__WHAT IS REQUIRED__: Set down all of the entries word for word, omitting the images they contain.

__DATA FOR THE TASK__:
---
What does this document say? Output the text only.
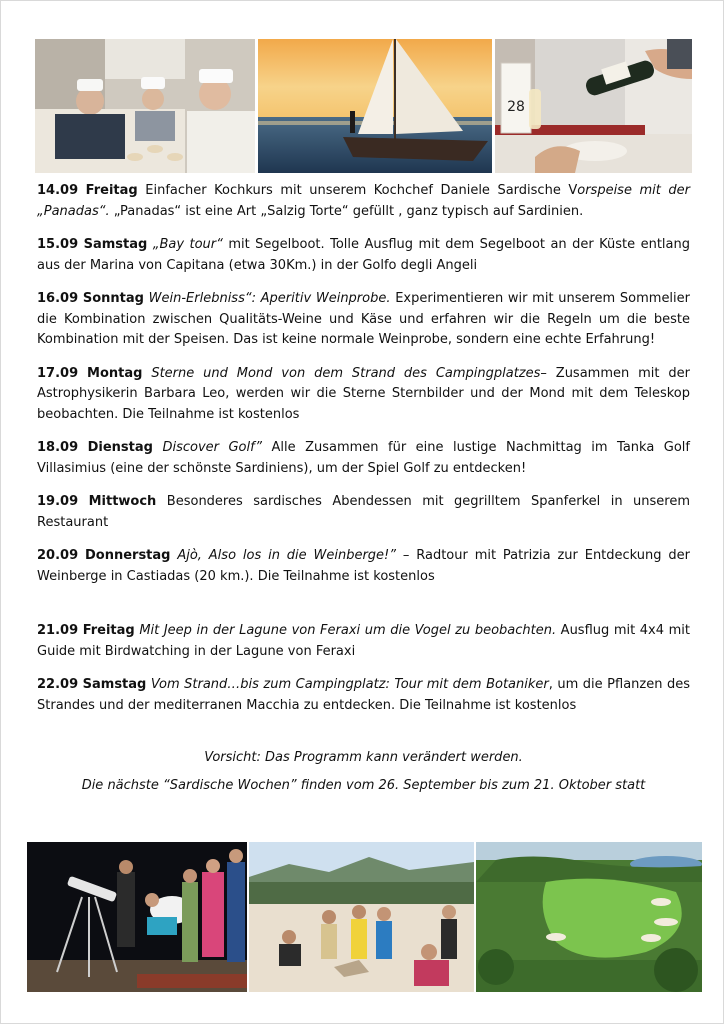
28

14.09 Freitag Einfacher Kochkurs mit unserem Kochchef Daniele Sardische Vorspeise mit der „Panadas“. „Panadas“ ist eine Art „Salzig Torte“ gefüllt , ganz typisch auf Sardinien.

15.09 Samstag „Bay tour“ mit Segelboot. Tolle Ausflug mit dem Segelboot an der Küste entlang aus der Marina von Capitana (etwa 30Km.) in der Golfo degli Angeli

16.09 Sonntag Wein-Erlebniss“: Aperitiv Weinprobe. Experimentieren wir mit unserem Sommelier die Kombination zwischen Qualitäts-Weine und Käse und erfahren wir die Regeln um die beste Kombination mit der Speisen. Das ist keine normale Weinprobe, sondern eine echte Erfahrung!

17.09 Montag Sterne und Mond von dem Strand des Campingplatzes– Zusammen mit der Astrophysikerin Barbara Leo, werden wir die Sterne Sternbilder und der Mond mit dem Teleskop beobachten. Die Teilnahme ist kostenlos

18.09 Dienstag Discover Golf” Alle Zusammen für eine lustige Nachmittag im Tanka Golf Villasimius (eine der schönste Sardiniens), um der Spiel Golf zu entdecken!

19.09 Mittwoch Besonderes sardisches Abendessen mit gegrilltem Spanferkel in unserem Restaurant

20.09 Donnerstag Ajò, Also los in die Weinberge!” – Radtour mit Patrizia zur Entdeckung der Weinberge in Castiadas (20 km.). Die Teilnahme ist kostenlos

21.09 Freitag Mit Jeep in der Lagune von Feraxi um die Vogel zu beobachten. Ausflug mit 4x4 mit Guide mit Birdwatching in der Lagune von Feraxi

22.09 Samstag Vom Strand…bis zum Campingplatz: Tour mit dem Botaniker, um die Pflanzen des Strandes und der mediterranen Macchia zu entdecken. Die Teilnahme ist kostenlos

Vorsicht: Das Programm kann verändert werden.
Die nächste “Sardische Wochen” finden vom 26. September bis zum 21. Oktober statt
---
__RESPONSE TO THIS TASK__:
What does this document say? Output the text only.
28

14.09 Freitag Einfacher Kochkurs mit unserem Kochchef Daniele Sardische Vorspeise mit der „Panadas“. „Panadas“ ist eine Art „Salzig Torte“ gefüllt , ganz typisch auf Sardinien.

15.09 Samstag „Bay tour“ mit Segelboot. Tolle Ausflug mit dem Segelboot an der Küste entlang aus der Marina von Capitana (etwa 30Km.) in der Golfo degli Angeli

16.09 Sonntag Wein-Erlebniss“: Aperitiv Weinprobe. Experimentieren wir mit unserem Sommelier die Kombination zwischen Qualitäts-Weine und Käse und erfahren wir die Regeln um die beste Kombination mit der Speisen. Das ist keine normale Weinprobe, sondern eine echte Erfahrung!

17.09 Montag Sterne und Mond von dem Strand des Campingplatzes– Zusammen mit der Astrophysikerin Barbara Leo, werden wir die Sterne Sternbilder und der Mond mit dem Teleskop beobachten. Die Teilnahme ist kostenlos

18.09 Dienstag Discover Golf” Alle Zusammen für eine lustige Nachmittag im Tanka Golf Villasimius (eine der schönste Sardiniens), um der Spiel Golf zu entdecken!

19.09 Mittwoch Besonderes sardisches Abendessen mit gegrilltem Spanferkel in unserem Restaurant

20.09 Donnerstag Ajò, Also los in die Weinberge!” – Radtour mit Patrizia zur Entdeckung der Weinberge in Castiadas (20 km.). Die Teilnahme ist kostenlos

21.09 Freitag Mit Jeep in der Lagune von Feraxi um die Vogel zu beobachten. Ausflug mit 4x4 mit Guide mit Birdwatching in der Lagune von Feraxi

22.09 Samstag Vom Strand…bis zum Campingplatz: Tour mit dem Botaniker, um die Pflanzen des Strandes und der mediterranen Macchia zu entdecken. Die Teilnahme ist kostenlos

Vorsicht: Das Programm kann verändert werden.
Die nächste “Sardische Wochen” finden vom 26. September bis zum 21. Oktober statt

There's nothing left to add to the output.